### Task description
Pick every line from the data that holds the word "movida".

### Stored items from a collection
________________

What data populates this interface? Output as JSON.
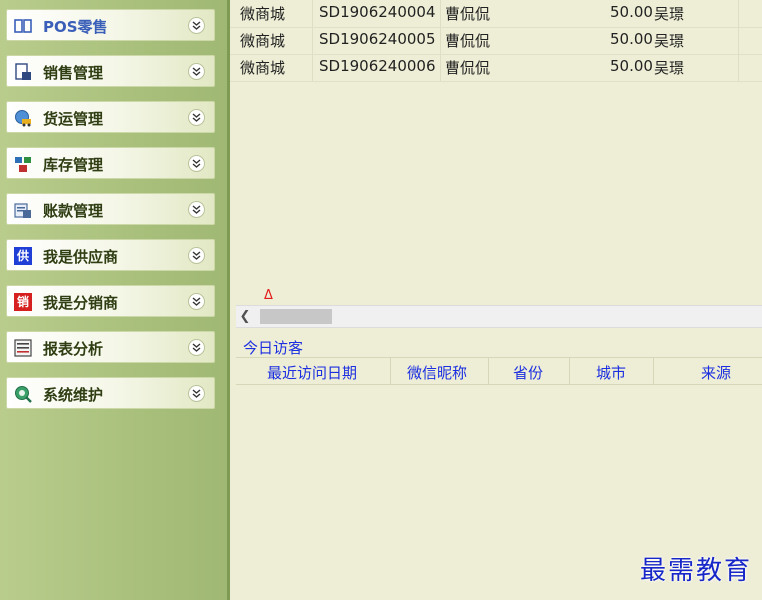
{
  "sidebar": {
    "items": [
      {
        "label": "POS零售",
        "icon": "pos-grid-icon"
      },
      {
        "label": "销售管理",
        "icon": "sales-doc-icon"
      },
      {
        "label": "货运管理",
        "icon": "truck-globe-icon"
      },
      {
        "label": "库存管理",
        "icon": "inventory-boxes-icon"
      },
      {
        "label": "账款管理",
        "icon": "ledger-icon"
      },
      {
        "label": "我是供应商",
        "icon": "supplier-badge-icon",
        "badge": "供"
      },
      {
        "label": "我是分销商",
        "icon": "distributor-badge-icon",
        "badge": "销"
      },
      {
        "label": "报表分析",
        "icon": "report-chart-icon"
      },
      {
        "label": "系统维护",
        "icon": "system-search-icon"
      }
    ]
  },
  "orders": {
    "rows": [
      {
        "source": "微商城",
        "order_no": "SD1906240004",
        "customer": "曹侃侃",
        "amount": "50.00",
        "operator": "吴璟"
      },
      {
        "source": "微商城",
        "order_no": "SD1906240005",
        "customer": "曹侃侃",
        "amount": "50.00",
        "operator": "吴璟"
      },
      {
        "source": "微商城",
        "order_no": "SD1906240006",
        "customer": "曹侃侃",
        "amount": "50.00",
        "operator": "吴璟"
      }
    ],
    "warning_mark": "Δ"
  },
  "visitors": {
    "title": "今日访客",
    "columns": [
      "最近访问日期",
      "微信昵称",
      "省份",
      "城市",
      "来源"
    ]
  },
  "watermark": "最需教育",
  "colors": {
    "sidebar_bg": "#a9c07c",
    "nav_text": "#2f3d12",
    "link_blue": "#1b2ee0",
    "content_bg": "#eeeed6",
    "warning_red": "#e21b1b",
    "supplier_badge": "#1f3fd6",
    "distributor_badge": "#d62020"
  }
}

________________

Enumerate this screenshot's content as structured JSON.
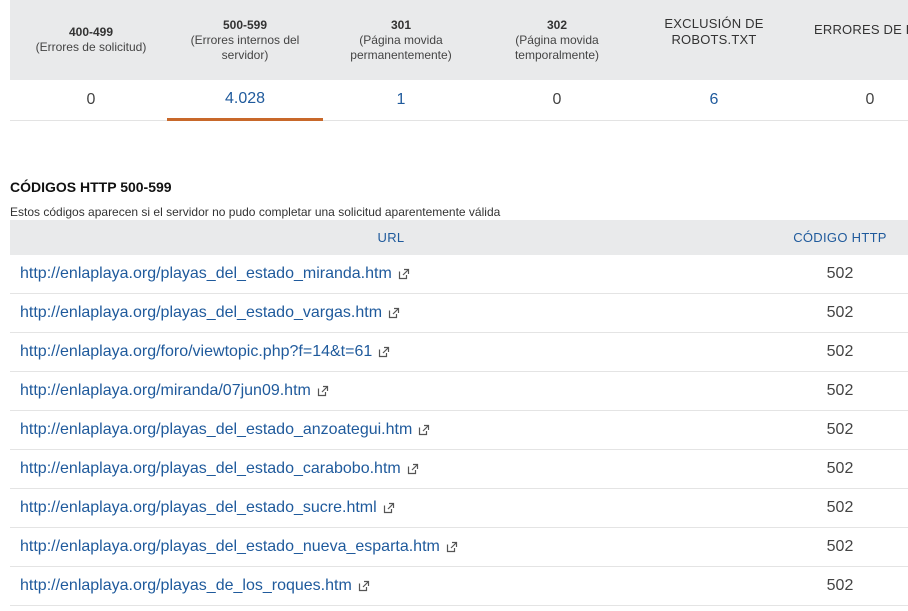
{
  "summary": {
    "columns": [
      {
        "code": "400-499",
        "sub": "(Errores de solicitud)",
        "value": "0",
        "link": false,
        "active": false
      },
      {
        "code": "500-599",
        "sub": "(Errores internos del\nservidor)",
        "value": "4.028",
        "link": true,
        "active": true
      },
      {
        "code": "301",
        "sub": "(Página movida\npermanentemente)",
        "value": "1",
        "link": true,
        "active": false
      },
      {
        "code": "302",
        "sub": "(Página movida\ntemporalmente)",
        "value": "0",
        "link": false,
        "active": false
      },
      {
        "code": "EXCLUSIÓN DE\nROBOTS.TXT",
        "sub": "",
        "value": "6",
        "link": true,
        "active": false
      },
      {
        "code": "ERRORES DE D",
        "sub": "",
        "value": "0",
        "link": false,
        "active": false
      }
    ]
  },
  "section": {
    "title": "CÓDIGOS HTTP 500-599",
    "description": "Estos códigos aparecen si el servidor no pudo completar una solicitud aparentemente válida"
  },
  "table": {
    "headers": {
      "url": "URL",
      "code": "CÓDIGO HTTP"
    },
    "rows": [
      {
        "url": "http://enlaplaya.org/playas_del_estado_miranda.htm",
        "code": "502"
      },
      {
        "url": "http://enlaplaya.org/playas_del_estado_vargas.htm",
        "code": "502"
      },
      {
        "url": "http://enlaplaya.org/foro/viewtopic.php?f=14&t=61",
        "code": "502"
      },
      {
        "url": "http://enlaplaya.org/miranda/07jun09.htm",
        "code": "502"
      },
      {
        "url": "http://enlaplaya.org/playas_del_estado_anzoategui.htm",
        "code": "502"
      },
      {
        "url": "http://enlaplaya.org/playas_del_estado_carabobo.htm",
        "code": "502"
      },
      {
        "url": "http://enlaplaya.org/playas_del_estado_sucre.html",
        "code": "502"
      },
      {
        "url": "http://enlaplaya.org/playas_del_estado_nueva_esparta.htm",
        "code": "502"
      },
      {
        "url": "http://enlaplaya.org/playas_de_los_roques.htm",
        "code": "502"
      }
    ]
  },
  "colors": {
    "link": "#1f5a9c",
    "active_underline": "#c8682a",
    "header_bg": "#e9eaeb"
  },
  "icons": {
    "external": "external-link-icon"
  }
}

________________

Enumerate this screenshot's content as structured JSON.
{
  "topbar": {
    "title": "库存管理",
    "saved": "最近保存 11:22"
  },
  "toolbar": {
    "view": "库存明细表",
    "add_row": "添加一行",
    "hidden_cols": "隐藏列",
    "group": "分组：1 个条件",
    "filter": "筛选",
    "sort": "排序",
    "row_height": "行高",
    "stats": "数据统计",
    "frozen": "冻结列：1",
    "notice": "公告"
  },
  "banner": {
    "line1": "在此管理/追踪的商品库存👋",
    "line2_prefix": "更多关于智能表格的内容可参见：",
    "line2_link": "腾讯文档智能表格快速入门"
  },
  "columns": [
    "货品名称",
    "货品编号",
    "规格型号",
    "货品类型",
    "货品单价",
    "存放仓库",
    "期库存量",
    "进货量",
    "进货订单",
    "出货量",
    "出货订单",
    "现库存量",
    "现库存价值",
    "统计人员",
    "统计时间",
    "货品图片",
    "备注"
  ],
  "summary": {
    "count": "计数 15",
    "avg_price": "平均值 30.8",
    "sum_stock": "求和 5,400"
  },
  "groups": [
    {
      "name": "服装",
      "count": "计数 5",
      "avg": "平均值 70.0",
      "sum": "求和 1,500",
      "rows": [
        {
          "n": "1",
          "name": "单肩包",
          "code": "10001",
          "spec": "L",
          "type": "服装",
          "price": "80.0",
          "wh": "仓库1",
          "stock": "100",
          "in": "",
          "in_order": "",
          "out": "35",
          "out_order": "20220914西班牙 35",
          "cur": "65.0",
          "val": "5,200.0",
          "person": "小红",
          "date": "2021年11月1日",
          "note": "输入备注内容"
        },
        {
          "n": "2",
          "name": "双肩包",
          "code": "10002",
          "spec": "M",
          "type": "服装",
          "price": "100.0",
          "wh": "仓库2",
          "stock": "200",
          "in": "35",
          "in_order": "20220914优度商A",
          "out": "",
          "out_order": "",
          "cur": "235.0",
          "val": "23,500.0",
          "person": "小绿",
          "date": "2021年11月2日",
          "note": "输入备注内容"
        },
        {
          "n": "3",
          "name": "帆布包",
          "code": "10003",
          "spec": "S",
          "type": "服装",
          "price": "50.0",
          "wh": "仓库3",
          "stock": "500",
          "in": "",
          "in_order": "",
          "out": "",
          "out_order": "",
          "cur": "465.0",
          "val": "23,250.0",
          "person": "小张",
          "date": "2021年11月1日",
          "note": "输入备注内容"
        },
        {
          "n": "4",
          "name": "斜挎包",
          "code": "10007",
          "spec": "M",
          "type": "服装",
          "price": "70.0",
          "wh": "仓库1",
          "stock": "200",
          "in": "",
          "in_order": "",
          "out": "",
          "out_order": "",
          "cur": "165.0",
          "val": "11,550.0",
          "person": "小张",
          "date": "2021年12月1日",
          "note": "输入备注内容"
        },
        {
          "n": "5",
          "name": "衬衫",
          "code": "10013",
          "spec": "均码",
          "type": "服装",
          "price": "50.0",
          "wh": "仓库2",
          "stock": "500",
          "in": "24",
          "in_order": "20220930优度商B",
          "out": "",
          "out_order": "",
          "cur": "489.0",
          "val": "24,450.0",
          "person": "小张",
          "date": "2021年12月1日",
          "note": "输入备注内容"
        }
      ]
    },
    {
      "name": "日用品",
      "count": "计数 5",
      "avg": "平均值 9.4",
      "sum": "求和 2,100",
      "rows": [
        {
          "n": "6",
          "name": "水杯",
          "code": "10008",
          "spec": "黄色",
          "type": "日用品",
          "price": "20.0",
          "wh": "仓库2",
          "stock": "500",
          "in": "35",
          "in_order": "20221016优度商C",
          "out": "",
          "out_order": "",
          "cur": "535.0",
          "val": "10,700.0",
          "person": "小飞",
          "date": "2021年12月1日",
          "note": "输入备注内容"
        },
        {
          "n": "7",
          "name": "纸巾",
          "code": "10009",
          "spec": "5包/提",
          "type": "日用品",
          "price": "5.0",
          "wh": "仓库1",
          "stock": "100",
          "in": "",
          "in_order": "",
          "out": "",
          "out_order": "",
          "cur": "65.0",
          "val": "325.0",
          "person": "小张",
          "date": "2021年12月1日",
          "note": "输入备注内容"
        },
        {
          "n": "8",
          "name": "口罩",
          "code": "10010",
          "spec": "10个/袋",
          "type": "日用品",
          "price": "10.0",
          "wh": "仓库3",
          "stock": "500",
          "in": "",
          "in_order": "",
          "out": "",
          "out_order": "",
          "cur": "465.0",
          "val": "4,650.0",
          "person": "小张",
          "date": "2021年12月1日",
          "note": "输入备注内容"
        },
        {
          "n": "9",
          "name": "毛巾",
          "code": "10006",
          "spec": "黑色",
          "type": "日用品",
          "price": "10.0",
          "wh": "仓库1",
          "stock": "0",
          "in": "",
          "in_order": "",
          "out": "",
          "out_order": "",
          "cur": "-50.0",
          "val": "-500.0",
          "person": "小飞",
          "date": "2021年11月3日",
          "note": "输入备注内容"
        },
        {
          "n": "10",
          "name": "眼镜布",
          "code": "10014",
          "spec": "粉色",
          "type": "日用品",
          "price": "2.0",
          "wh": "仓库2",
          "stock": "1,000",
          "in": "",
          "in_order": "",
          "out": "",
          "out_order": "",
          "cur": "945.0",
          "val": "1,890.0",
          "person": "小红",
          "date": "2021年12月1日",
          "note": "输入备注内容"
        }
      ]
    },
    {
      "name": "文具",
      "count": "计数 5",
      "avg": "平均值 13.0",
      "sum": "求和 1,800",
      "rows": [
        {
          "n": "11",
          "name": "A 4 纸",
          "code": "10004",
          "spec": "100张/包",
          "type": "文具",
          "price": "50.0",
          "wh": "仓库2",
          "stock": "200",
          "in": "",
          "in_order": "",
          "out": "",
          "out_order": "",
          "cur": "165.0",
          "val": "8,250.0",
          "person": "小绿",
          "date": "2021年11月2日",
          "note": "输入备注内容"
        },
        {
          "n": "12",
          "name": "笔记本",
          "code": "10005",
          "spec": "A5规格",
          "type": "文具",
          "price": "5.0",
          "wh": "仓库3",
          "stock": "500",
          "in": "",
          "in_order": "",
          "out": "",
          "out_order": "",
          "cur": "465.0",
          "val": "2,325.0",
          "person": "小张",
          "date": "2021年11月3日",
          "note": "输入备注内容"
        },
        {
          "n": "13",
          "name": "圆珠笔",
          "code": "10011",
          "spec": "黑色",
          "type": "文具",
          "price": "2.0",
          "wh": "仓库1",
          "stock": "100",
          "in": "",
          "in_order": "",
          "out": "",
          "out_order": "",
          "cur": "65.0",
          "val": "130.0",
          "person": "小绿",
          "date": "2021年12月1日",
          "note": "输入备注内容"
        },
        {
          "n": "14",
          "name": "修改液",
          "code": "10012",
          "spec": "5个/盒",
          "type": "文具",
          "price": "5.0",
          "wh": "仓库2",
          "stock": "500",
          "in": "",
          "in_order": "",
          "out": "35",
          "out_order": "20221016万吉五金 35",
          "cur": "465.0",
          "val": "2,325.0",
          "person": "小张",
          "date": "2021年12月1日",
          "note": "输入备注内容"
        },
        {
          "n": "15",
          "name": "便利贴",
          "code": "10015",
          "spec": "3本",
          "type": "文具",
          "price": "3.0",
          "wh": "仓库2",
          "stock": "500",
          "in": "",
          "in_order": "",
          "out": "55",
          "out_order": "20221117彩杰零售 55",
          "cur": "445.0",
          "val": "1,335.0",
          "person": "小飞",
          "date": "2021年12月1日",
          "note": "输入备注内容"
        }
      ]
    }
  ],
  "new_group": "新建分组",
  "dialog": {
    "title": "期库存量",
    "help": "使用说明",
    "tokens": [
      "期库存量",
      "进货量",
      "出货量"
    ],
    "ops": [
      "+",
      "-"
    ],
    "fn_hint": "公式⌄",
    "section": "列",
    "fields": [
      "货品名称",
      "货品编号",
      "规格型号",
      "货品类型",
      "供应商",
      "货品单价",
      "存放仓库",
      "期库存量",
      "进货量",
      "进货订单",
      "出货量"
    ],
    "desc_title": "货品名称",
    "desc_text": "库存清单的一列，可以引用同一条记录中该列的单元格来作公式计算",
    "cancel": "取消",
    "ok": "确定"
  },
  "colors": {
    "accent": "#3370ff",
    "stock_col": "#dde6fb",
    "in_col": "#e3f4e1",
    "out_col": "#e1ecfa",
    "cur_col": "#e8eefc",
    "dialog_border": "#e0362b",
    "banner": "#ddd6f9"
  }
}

________________

### Solution below
        "sub": "(Página movida\npermanentemente)",
        "sub": "(Página movida\ntemporalmente)",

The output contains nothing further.